Task description: Give only the number of lines that hold the word "bottom".

Information shown:
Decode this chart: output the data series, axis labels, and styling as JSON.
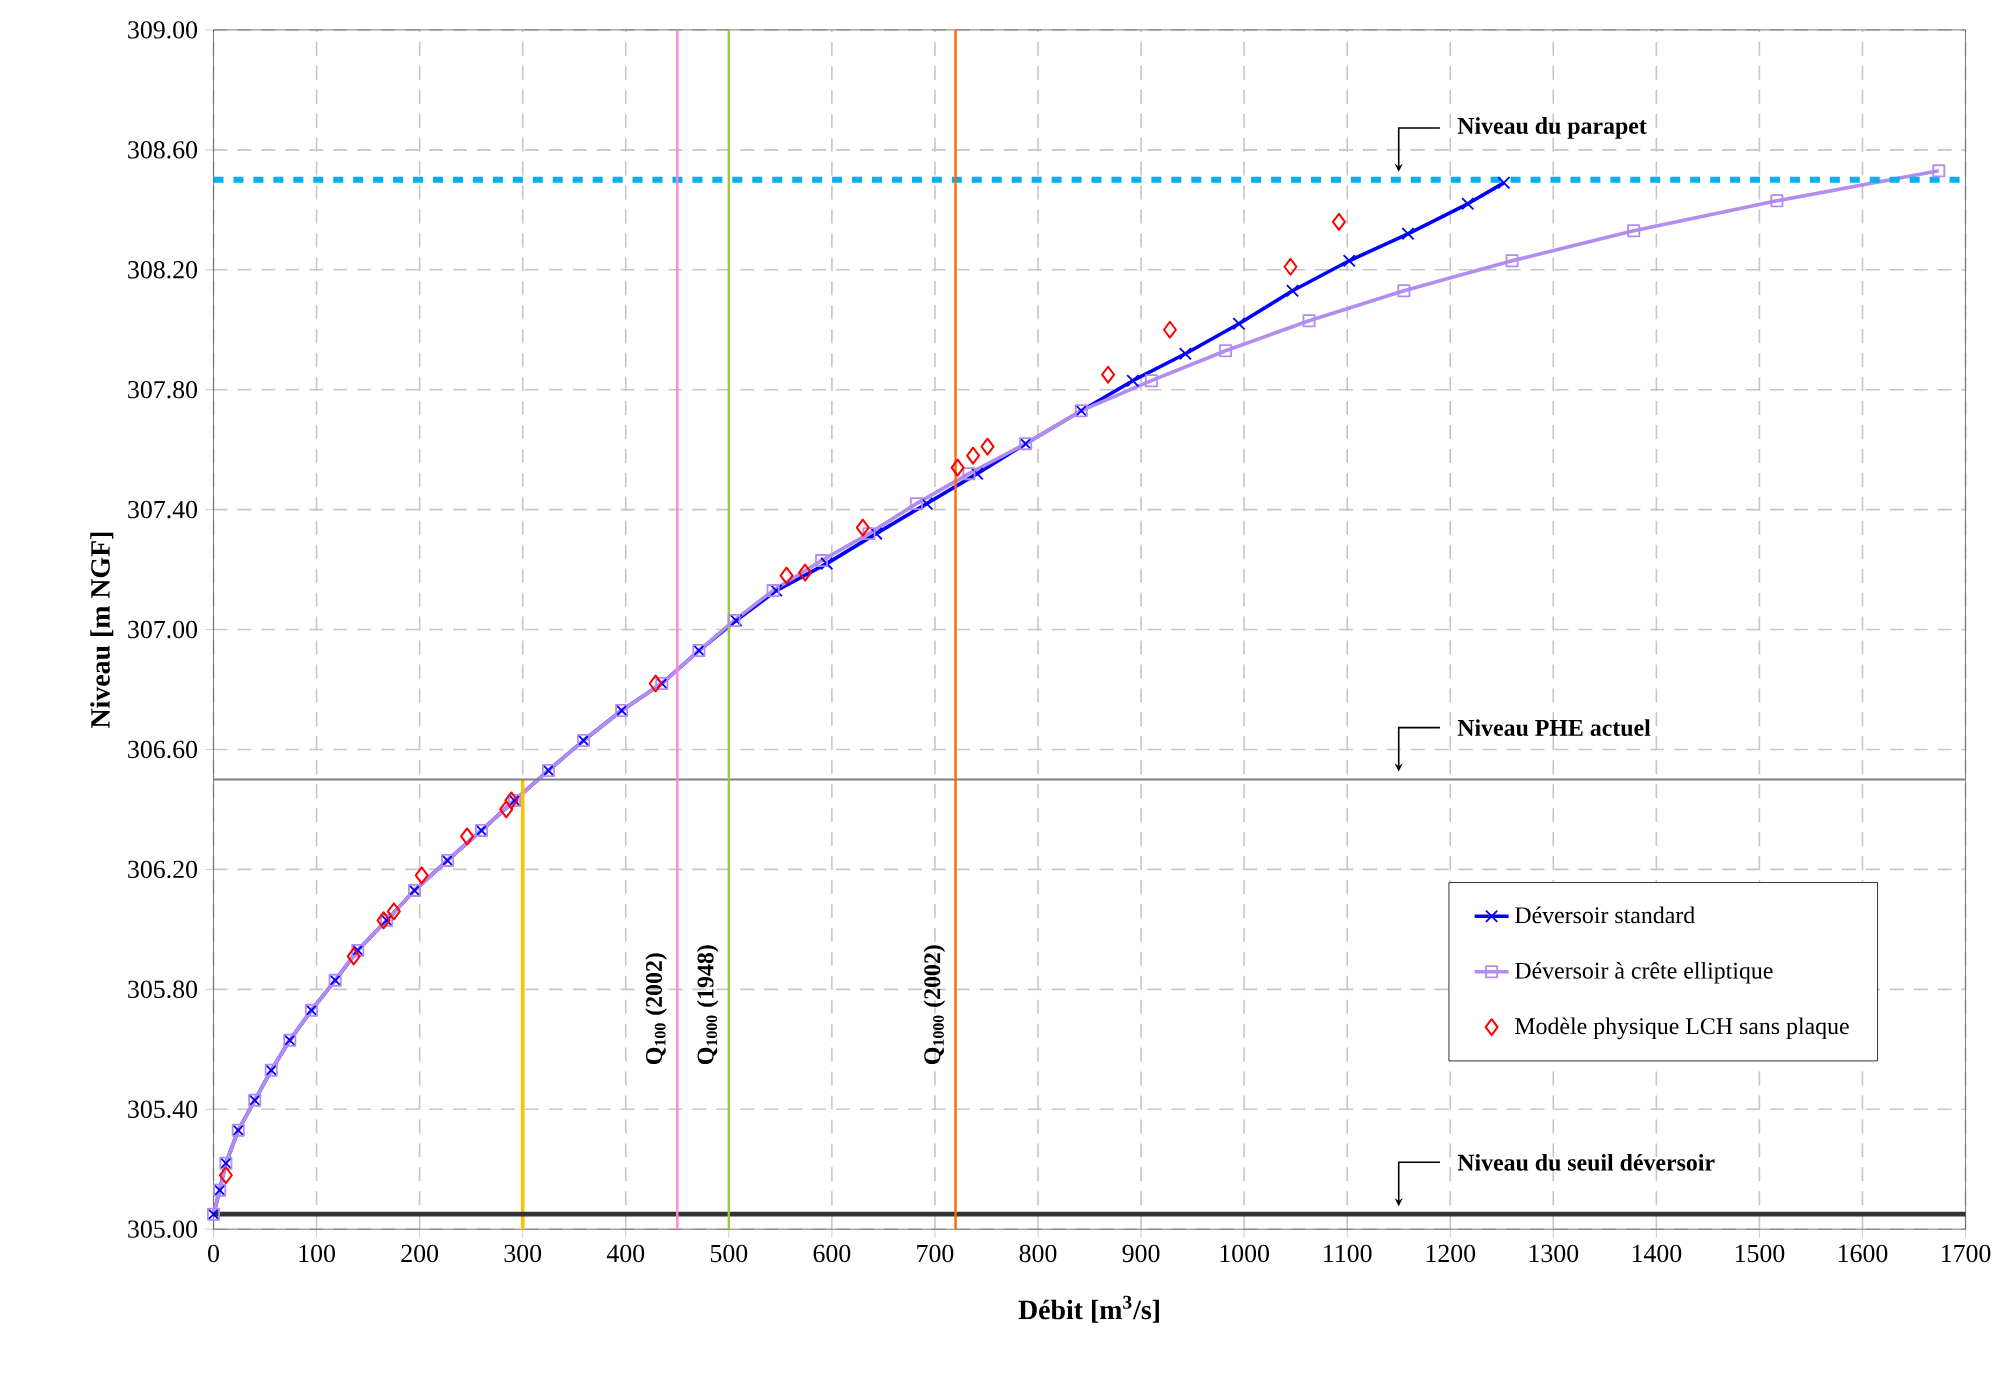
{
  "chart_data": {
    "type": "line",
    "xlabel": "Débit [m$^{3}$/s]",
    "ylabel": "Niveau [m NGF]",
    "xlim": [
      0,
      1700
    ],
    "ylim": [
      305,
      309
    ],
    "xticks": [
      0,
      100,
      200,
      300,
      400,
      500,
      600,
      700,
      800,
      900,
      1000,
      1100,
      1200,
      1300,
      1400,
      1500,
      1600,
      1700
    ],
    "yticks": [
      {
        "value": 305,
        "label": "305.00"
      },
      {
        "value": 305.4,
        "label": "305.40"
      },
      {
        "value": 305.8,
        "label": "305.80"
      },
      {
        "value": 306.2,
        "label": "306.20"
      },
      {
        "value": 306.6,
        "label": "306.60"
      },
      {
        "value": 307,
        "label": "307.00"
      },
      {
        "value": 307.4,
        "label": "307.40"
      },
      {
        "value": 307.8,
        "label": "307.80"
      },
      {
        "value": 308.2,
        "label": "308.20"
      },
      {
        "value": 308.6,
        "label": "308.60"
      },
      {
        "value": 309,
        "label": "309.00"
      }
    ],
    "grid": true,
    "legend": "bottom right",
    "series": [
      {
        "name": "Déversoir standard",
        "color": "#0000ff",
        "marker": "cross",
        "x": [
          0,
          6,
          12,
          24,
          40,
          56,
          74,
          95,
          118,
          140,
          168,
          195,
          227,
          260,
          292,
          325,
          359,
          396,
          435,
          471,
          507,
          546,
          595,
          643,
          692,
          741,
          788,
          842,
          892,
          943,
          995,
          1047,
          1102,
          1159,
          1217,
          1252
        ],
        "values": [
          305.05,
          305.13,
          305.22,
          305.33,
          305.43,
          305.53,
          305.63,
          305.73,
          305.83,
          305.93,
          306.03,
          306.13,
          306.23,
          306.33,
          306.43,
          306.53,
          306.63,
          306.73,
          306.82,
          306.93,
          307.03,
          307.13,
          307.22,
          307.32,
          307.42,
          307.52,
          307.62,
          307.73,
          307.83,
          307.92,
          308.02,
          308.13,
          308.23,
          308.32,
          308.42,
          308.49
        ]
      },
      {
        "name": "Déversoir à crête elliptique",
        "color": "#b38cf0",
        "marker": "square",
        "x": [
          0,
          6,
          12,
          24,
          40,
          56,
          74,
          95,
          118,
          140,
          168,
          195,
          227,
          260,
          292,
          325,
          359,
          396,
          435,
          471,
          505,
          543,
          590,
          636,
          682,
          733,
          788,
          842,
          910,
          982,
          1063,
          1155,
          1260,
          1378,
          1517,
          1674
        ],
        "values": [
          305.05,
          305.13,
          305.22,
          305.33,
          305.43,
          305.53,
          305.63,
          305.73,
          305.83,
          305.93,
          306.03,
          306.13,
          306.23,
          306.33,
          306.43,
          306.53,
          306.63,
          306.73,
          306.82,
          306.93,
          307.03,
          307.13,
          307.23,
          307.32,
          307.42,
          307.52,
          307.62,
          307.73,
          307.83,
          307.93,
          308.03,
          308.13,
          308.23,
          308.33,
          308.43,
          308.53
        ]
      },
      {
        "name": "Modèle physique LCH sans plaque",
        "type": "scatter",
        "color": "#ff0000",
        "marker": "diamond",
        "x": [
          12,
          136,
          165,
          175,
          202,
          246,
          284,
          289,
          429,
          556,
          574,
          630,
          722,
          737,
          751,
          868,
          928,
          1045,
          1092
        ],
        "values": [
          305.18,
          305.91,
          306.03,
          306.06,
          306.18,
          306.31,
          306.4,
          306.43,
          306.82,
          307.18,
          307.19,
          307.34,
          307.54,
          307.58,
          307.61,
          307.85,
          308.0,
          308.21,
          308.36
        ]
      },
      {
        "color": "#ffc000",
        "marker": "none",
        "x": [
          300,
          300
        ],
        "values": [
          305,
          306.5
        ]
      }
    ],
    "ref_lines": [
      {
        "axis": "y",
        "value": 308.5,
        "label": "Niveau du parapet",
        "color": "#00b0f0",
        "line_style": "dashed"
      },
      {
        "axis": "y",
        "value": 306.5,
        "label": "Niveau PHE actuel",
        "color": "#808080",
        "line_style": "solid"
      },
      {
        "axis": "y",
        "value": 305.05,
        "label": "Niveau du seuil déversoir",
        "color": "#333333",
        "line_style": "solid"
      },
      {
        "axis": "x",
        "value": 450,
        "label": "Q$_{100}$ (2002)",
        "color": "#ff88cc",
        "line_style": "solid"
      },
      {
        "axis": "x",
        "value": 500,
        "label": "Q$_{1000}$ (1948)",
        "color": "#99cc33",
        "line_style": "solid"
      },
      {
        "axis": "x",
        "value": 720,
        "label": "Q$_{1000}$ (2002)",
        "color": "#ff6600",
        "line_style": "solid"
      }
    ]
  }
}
==
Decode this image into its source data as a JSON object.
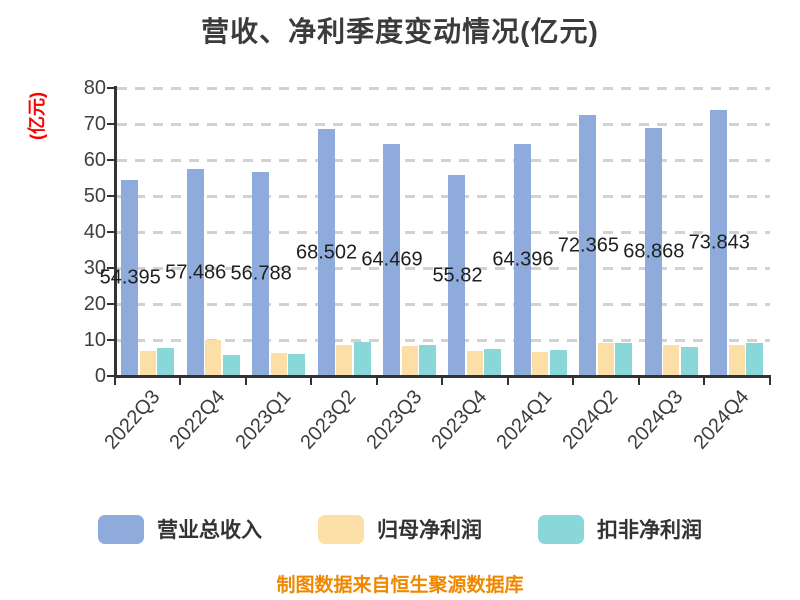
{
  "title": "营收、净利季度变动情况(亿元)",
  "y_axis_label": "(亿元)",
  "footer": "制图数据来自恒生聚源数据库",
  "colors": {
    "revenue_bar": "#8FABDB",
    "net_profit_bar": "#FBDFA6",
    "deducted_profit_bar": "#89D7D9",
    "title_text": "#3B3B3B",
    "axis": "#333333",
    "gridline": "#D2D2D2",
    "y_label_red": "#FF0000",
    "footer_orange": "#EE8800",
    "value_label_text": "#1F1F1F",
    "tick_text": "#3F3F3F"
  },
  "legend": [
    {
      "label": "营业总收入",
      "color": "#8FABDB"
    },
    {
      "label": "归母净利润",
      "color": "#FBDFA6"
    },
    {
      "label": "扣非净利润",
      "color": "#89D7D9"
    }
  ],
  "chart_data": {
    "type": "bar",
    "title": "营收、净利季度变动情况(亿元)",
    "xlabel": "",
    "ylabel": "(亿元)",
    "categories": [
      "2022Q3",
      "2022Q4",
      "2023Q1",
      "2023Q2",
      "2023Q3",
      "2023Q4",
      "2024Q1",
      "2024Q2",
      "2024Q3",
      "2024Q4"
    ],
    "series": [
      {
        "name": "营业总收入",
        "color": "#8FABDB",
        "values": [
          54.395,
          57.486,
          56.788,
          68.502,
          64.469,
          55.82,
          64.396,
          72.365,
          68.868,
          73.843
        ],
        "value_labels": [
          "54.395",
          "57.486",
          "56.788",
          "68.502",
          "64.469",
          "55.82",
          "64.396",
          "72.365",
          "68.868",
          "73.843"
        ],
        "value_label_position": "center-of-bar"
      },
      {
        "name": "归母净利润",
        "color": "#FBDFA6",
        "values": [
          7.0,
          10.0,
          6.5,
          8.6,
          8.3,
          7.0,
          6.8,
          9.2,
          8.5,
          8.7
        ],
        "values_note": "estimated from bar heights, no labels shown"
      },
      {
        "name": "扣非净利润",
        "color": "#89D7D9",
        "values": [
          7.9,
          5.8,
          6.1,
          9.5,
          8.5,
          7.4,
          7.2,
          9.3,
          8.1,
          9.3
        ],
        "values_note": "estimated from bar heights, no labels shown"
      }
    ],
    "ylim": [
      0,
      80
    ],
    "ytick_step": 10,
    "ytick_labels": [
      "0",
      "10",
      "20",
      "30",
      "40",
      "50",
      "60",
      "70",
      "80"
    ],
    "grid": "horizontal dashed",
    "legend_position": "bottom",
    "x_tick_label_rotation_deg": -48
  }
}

Exercise output: 2